» Aim of the task:
Reproduce every entry that follows word for word, but omit the images.

— begin Records shown —

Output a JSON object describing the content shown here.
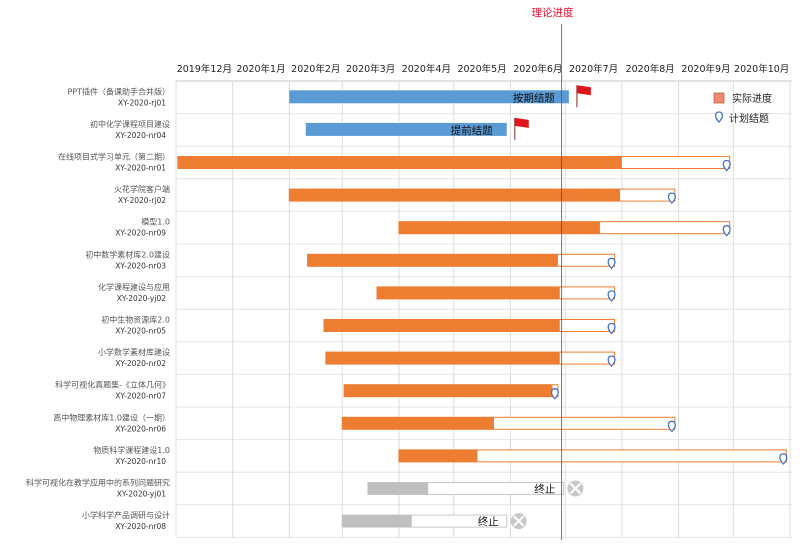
{
  "chart_data": {
    "type": "gantt",
    "theory_label": "理论进度",
    "theory_date": "2020-06-29",
    "x_range": [
      "2019-12-01",
      "2020-11-01"
    ],
    "months": [
      "2019年12月",
      "2020年1月",
      "2020年2月",
      "2020年3月",
      "2020年4月",
      "2020年5月",
      "2020年6月",
      "2020年7月",
      "2020年8月",
      "2020年9月",
      "2020年10月"
    ],
    "legend": {
      "actual": "实际进度",
      "planned": "计划结题",
      "position": "top-right"
    },
    "colors": {
      "completed": "#5b9bd5",
      "actual": "#ed7d31",
      "plan_outline": "#ed7d31",
      "terminated": "#bfbfbf",
      "theory": "#e8102e",
      "flag": "#e0151b"
    },
    "rows": [
      {
        "name": "PPT插件（备课助手合并版）",
        "code": "XY-2020-rj01",
        "status": "completed",
        "start": "2020-02-01",
        "end": "2020-07-03",
        "label": "按期结题"
      },
      {
        "name": "初中化学课程项目建设",
        "code": "XY-2020-nr04",
        "status": "completed",
        "start": "2020-02-10",
        "end": "2020-05-30",
        "label": "提前结题"
      },
      {
        "name": "在线项目式学习单元（第二期）",
        "code": "XY-2020-nr01",
        "status": "active",
        "start": "2019-12-02",
        "actual_end": "2020-08-01",
        "plan_end": "2020-09-29"
      },
      {
        "name": "火花学院客户端",
        "code": "XY-2020-rj02",
        "status": "active",
        "start": "2020-02-01",
        "actual_end": "2020-07-31",
        "plan_end": "2020-08-30"
      },
      {
        "name": "模型1.0",
        "code": "XY-2020-nr09",
        "status": "active",
        "start": "2020-04-01",
        "actual_end": "2020-07-20",
        "plan_end": "2020-09-29"
      },
      {
        "name": "初中数学素材库2.0建设",
        "code": "XY-2020-nr03",
        "status": "active",
        "start": "2020-02-11",
        "actual_end": "2020-06-27",
        "plan_end": "2020-07-28"
      },
      {
        "name": "化学课程建设与应用",
        "code": "XY-2020-yj02",
        "status": "active",
        "start": "2020-03-20",
        "actual_end": "2020-06-28",
        "plan_end": "2020-07-28"
      },
      {
        "name": "初中生物资源库2.0",
        "code": "XY-2020-nr05",
        "status": "active",
        "start": "2020-02-20",
        "actual_end": "2020-06-28",
        "plan_end": "2020-07-28"
      },
      {
        "name": "小学数学素材库建设",
        "code": "XY-2020-nr02",
        "status": "active",
        "start": "2020-02-21",
        "actual_end": "2020-06-28",
        "plan_end": "2020-07-28"
      },
      {
        "name": "科学可视化真题集-《立体几何》",
        "code": "XY-2020-nr07",
        "status": "active",
        "start": "2020-03-02",
        "actual_end": "2020-06-24",
        "plan_end": "2020-06-27"
      },
      {
        "name": "高中物理素材库1.0建设（一期）",
        "code": "XY-2020-nr06",
        "status": "active",
        "start": "2020-03-01",
        "actual_end": "2020-05-23",
        "plan_end": "2020-08-30"
      },
      {
        "name": "物质科学课程建设1.0",
        "code": "XY-2020-nr10",
        "status": "active",
        "start": "2020-04-01",
        "actual_end": "2020-05-14",
        "plan_end": "2020-10-30"
      },
      {
        "name": "科学可视化在教学应用中的系列问题研究",
        "code": "XY-2020-yj01",
        "status": "terminated",
        "start": "2020-03-15",
        "actual_end": "2020-04-17",
        "plan_end": "2020-06-30",
        "label": "终止"
      },
      {
        "name": "小学科学产品调研与设计",
        "code": "XY-2020-nr08",
        "status": "terminated",
        "start": "2020-03-01",
        "actual_end": "2020-04-08",
        "plan_end": "2020-05-30",
        "label": "终止"
      }
    ]
  }
}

— end Records shown —

» The answer:
Output a JSON object describing the content shown here.
{
  "chart_data": {
    "type": "gantt",
    "theory_label": "理论进度",
    "theory_date": "2020-06-29",
    "x_range": [
      "2019-12-01",
      "2020-11-01"
    ],
    "months": [
      "2019年12月",
      "2020年1月",
      "2020年2月",
      "2020年3月",
      "2020年4月",
      "2020年5月",
      "2020年6月",
      "2020年7月",
      "2020年8月",
      "2020年9月",
      "2020年10月"
    ],
    "legend": {
      "actual": "实际进度",
      "planned": "计划结题",
      "position": "top-right"
    },
    "colors": {
      "completed": "#5b9bd5",
      "actual": "#ed7d31",
      "plan_outline": "#ed7d31",
      "terminated": "#bfbfbf",
      "theory": "#e8102e",
      "flag": "#e0151b"
    },
    "rows": [
      {
        "name": "PPT插件（备课助手合并版）",
        "code": "XY-2020-rj01",
        "status": "completed",
        "start": "2020-02-01",
        "end": "2020-07-03",
        "label": "按期结题"
      },
      {
        "name": "初中化学课程项目建设",
        "code": "XY-2020-nr04",
        "status": "completed",
        "start": "2020-02-10",
        "end": "2020-05-30",
        "label": "提前结题"
      },
      {
        "name": "在线项目式学习单元（第二期）",
        "code": "XY-2020-nr01",
        "status": "active",
        "start": "2019-12-02",
        "actual_end": "2020-08-01",
        "plan_end": "2020-09-29"
      },
      {
        "name": "火花学院客户端",
        "code": "XY-2020-rj02",
        "status": "active",
        "start": "2020-02-01",
        "actual_end": "2020-07-31",
        "plan_end": "2020-08-30"
      },
      {
        "name": "模型1.0",
        "code": "XY-2020-nr09",
        "status": "active",
        "start": "2020-04-01",
        "actual_end": "2020-07-20",
        "plan_end": "2020-09-29"
      },
      {
        "name": "初中数学素材库2.0建设",
        "code": "XY-2020-nr03",
        "status": "active",
        "start": "2020-02-11",
        "actual_end": "2020-06-27",
        "plan_end": "2020-07-28"
      },
      {
        "name": "化学课程建设与应用",
        "code": "XY-2020-yj02",
        "status": "active",
        "start": "2020-03-20",
        "actual_end": "2020-06-28",
        "plan_end": "2020-07-28"
      },
      {
        "name": "初中生物资源库2.0",
        "code": "XY-2020-nr05",
        "status": "active",
        "start": "2020-02-20",
        "actual_end": "2020-06-28",
        "plan_end": "2020-07-28"
      },
      {
        "name": "小学数学素材库建设",
        "code": "XY-2020-nr02",
        "status": "active",
        "start": "2020-02-21",
        "actual_end": "2020-06-28",
        "plan_end": "2020-07-28"
      },
      {
        "name": "科学可视化真题集-《立体几何》",
        "code": "XY-2020-nr07",
        "status": "active",
        "start": "2020-03-02",
        "actual_end": "2020-06-24",
        "plan_end": "2020-06-27"
      },
      {
        "name": "高中物理素材库1.0建设（一期）",
        "code": "XY-2020-nr06",
        "status": "active",
        "start": "2020-03-01",
        "actual_end": "2020-05-23",
        "plan_end": "2020-08-30"
      },
      {
        "name": "物质科学课程建设1.0",
        "code": "XY-2020-nr10",
        "status": "active",
        "start": "2020-04-01",
        "actual_end": "2020-05-14",
        "plan_end": "2020-10-30"
      },
      {
        "name": "科学可视化在教学应用中的系列问题研究",
        "code": "XY-2020-yj01",
        "status": "terminated",
        "start": "2020-03-15",
        "actual_end": "2020-04-17",
        "plan_end": "2020-06-30",
        "label": "终止"
      },
      {
        "name": "小学科学产品调研与设计",
        "code": "XY-2020-nr08",
        "status": "terminated",
        "start": "2020-03-01",
        "actual_end": "2020-04-08",
        "plan_end": "2020-05-30",
        "label": "终止"
      }
    ]
  }
}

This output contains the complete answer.